### Directions for this task:
Gather all lines in the data that hold the string "förordningar".
━━━━━━━━━━
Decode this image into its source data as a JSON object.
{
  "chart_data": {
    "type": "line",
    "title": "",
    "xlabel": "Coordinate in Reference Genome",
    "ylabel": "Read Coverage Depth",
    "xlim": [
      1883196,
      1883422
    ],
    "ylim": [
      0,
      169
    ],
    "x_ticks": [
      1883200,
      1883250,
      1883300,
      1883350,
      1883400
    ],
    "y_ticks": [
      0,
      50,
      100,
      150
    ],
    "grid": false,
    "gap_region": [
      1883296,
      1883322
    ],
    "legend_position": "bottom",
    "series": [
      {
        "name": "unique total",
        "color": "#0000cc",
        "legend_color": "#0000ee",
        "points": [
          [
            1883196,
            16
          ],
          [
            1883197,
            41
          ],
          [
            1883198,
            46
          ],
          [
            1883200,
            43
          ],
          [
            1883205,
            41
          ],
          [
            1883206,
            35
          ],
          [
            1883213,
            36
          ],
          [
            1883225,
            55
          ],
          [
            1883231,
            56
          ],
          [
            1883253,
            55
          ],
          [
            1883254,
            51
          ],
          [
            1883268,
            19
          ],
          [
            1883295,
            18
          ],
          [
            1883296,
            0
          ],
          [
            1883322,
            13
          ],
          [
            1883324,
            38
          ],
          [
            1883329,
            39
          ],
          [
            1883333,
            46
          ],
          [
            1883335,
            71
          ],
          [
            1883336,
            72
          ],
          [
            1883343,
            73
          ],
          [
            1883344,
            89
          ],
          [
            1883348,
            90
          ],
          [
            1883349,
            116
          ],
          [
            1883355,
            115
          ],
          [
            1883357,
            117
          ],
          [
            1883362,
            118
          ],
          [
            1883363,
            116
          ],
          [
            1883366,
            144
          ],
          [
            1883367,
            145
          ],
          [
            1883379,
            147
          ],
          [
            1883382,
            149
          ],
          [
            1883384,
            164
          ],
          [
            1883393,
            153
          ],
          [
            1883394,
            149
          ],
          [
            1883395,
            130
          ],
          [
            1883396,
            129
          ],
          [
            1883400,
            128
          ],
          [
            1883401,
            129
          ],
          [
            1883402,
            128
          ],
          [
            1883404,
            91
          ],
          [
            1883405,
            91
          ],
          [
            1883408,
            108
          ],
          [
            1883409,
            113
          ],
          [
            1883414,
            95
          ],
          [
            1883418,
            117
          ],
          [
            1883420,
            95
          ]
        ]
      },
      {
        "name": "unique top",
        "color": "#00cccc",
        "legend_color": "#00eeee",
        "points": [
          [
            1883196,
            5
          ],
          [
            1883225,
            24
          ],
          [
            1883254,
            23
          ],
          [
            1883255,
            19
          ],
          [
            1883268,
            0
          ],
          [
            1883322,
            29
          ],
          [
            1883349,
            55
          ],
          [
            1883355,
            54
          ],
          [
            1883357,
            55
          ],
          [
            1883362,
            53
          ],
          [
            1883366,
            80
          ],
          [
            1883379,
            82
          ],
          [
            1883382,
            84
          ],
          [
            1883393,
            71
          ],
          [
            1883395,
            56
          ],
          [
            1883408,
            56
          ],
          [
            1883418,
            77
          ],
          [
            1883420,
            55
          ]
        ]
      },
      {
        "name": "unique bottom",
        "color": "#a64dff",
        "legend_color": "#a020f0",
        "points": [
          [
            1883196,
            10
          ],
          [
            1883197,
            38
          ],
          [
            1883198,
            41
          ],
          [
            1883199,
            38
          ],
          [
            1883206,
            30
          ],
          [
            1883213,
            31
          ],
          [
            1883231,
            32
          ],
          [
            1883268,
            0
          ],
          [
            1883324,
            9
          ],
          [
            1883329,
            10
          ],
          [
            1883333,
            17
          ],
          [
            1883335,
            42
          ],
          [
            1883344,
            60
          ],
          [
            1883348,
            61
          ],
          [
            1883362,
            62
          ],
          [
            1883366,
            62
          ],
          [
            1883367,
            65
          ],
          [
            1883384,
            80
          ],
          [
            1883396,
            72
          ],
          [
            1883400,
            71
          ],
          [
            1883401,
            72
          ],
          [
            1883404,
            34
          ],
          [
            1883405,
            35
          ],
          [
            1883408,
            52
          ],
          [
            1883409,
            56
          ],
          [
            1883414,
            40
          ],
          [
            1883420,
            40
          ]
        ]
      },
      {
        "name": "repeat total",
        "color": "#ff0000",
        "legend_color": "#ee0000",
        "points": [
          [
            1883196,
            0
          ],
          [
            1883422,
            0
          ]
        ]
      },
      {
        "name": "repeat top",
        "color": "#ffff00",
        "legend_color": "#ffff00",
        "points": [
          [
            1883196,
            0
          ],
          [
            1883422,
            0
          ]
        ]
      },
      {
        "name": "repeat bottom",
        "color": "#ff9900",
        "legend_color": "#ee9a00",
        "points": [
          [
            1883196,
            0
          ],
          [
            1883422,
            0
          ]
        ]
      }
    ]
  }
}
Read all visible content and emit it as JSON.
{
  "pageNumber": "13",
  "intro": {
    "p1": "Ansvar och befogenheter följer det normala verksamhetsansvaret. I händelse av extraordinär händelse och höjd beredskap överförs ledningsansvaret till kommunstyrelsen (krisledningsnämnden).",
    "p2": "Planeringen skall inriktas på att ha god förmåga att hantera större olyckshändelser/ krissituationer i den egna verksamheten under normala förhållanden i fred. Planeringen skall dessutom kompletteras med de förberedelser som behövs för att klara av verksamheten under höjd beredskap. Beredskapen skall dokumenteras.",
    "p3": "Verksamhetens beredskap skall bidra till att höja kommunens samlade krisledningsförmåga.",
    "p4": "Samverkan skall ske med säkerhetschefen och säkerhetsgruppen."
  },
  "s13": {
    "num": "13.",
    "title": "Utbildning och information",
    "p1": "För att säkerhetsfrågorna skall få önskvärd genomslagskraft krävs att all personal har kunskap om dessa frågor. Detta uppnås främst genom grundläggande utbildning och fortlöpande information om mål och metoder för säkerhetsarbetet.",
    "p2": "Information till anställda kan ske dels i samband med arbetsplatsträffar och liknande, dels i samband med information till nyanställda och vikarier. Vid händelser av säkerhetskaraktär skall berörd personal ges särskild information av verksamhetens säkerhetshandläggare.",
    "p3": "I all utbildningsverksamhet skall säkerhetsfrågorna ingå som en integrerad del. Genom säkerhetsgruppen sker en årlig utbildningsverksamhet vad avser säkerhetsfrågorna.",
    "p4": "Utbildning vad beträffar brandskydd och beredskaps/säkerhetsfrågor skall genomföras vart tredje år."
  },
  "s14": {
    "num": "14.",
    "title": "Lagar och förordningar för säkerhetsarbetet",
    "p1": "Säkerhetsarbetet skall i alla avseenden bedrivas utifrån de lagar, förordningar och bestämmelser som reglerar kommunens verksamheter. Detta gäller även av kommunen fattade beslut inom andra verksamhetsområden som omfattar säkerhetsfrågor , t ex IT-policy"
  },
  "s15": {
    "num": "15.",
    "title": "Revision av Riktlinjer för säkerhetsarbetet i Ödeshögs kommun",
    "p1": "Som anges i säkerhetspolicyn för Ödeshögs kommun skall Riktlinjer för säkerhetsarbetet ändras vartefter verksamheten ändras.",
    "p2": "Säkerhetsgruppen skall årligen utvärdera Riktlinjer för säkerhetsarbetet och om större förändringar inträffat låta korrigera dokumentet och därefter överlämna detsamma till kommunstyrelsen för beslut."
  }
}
━━━━━━━━━━
### Solution to the problem:
    "title": "Lagar och förordningar för säkerhetsarbetet",
    "p1": "Säkerhetsarbetet skall i alla avseenden bedrivas utifrån de lagar, förordningar och bestämmelser som reglerar kommunens verksamheter. Detta gäller även av kommunen fattade beslut inom andra verksamhetsområden som omfattar säkerhetsfrågor , t ex IT-policy"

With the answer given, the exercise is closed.